**PROBLEM:** Go through the listing below and gather every line with the word "garment".

>> BEGIN

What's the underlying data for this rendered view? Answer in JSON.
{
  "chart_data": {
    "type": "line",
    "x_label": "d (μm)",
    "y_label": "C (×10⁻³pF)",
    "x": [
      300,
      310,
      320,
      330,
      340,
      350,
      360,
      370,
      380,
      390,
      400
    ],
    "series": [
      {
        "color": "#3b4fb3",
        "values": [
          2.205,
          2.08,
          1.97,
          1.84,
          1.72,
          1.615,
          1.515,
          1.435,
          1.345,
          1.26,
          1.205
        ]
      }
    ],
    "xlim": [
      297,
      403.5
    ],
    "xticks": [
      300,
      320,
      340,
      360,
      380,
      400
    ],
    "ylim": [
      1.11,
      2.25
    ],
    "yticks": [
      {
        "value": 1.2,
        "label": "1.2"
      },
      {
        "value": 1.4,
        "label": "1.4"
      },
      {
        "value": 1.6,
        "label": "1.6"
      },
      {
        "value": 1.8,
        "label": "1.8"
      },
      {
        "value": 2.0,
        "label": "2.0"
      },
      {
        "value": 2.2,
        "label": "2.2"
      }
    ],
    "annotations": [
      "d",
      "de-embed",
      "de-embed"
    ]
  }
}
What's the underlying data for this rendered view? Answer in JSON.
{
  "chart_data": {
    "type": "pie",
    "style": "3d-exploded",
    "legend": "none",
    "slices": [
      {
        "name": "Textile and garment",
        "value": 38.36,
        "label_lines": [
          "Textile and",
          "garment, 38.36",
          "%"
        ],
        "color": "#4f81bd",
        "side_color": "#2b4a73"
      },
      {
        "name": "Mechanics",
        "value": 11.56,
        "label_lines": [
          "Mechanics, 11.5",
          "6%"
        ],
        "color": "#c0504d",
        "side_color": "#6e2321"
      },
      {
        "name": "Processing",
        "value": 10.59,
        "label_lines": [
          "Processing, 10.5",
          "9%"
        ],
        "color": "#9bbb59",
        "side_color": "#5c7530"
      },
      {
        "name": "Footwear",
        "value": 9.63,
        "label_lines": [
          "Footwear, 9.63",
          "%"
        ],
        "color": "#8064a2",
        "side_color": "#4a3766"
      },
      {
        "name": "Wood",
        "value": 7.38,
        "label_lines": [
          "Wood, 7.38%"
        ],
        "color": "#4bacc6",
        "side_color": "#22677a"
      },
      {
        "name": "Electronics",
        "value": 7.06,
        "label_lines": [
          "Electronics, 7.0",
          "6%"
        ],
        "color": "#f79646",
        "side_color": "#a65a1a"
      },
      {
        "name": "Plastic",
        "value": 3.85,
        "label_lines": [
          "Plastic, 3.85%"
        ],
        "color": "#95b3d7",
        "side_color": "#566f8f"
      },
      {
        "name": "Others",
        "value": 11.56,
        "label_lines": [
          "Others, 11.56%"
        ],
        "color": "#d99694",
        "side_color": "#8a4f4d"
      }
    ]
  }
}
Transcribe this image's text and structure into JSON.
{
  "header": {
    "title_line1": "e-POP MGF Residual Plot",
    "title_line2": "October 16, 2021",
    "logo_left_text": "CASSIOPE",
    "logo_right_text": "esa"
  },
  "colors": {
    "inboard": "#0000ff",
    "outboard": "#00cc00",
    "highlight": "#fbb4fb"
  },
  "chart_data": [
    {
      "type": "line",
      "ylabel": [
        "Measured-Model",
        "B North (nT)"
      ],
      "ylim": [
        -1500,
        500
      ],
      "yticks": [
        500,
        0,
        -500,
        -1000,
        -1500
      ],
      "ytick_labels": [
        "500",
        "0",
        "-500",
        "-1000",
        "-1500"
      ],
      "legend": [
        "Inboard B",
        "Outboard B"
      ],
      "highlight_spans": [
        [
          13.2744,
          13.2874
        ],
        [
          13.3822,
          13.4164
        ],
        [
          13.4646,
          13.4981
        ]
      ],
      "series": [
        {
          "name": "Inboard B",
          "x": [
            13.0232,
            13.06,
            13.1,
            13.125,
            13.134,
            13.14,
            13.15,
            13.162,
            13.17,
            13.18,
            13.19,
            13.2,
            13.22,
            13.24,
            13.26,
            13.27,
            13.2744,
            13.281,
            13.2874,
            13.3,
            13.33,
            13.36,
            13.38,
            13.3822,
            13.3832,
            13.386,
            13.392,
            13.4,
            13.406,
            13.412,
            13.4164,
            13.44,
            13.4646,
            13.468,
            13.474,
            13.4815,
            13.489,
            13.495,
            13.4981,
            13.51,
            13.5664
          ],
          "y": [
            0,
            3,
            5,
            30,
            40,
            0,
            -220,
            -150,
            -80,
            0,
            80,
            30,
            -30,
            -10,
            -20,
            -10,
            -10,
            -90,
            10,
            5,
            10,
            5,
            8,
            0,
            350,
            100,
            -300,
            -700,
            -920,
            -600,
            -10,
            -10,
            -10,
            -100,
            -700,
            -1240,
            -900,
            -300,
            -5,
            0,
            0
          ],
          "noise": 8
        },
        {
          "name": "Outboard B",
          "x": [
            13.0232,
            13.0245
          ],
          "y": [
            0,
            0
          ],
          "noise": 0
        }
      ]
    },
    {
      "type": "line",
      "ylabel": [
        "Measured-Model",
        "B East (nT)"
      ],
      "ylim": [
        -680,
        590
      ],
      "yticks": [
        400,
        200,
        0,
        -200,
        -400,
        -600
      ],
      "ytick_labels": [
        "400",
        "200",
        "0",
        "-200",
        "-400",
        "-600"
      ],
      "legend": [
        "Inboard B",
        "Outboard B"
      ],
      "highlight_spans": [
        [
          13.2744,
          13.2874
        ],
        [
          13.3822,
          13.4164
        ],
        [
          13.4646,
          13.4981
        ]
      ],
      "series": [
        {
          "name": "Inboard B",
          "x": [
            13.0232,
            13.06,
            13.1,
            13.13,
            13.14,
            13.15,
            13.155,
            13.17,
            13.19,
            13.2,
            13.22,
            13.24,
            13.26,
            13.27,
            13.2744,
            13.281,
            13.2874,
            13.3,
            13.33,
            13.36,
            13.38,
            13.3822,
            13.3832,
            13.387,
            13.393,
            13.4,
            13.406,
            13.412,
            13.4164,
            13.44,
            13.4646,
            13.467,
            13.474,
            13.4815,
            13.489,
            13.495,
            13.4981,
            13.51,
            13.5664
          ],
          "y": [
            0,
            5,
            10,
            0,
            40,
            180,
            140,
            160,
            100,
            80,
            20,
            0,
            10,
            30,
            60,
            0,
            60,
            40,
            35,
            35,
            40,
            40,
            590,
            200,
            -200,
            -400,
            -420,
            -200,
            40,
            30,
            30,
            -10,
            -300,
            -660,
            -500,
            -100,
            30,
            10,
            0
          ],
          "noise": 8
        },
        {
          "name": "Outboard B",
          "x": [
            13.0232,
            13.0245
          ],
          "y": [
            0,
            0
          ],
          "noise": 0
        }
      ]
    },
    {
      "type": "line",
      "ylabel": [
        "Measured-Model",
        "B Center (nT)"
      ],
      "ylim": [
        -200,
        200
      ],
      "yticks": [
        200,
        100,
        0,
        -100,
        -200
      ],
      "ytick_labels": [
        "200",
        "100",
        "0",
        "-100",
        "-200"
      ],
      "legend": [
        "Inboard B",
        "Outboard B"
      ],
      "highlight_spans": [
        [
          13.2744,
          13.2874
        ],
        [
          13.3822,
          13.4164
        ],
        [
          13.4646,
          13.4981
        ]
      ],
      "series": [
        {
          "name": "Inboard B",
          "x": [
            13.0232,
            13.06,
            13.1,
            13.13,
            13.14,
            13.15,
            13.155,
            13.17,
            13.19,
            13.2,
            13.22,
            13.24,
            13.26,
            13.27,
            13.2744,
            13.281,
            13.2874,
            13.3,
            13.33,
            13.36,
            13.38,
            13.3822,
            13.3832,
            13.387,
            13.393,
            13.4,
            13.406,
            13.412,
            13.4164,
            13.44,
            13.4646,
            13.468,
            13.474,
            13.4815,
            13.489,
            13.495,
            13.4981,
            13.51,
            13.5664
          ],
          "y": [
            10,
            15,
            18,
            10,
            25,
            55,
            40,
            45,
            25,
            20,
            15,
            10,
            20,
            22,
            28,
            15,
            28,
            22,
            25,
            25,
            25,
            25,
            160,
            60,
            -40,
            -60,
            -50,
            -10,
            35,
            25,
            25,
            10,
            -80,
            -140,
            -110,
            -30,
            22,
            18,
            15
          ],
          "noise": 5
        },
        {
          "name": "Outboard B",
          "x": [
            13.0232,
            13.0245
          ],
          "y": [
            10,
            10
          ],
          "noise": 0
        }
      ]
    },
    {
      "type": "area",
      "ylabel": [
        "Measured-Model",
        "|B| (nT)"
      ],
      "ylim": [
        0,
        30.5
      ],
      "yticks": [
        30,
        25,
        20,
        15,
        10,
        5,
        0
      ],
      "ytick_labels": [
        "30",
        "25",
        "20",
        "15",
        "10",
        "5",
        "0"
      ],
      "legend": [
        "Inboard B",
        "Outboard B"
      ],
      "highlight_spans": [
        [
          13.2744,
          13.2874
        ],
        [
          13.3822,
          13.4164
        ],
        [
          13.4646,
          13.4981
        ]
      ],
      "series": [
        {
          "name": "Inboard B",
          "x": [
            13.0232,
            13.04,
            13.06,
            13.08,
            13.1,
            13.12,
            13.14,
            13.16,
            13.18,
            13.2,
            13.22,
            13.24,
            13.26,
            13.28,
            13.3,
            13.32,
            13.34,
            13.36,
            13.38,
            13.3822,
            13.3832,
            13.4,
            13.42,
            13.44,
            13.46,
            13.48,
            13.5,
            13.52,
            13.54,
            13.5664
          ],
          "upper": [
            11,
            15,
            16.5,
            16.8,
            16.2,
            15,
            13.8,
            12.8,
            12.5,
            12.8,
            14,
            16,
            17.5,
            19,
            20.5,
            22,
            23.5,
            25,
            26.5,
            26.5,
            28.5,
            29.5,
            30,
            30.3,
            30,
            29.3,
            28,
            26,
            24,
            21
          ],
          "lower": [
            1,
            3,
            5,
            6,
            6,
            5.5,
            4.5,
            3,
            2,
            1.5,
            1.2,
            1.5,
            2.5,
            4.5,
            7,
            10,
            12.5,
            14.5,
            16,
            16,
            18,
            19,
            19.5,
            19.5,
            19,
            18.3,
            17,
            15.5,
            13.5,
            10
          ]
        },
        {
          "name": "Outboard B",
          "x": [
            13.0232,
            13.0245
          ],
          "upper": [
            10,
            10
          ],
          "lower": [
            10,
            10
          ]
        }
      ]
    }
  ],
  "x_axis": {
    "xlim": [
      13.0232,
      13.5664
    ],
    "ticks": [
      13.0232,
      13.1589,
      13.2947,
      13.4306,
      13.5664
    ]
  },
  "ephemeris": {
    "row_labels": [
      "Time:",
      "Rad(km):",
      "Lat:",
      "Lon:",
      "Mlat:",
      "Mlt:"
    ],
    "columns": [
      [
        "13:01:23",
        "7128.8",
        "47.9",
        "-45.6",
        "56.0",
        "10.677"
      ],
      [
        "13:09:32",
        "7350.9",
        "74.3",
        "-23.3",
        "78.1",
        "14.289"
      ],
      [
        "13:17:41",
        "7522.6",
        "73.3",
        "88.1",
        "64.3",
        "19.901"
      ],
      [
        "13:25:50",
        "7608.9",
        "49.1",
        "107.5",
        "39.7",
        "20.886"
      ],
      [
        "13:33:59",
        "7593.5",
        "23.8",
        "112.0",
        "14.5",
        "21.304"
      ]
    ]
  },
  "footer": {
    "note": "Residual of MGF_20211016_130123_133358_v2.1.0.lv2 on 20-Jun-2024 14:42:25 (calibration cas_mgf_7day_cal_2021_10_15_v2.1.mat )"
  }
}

>> END

**SOLUTION:**
        "name": "Textile and garment",
          "garment, 38.36",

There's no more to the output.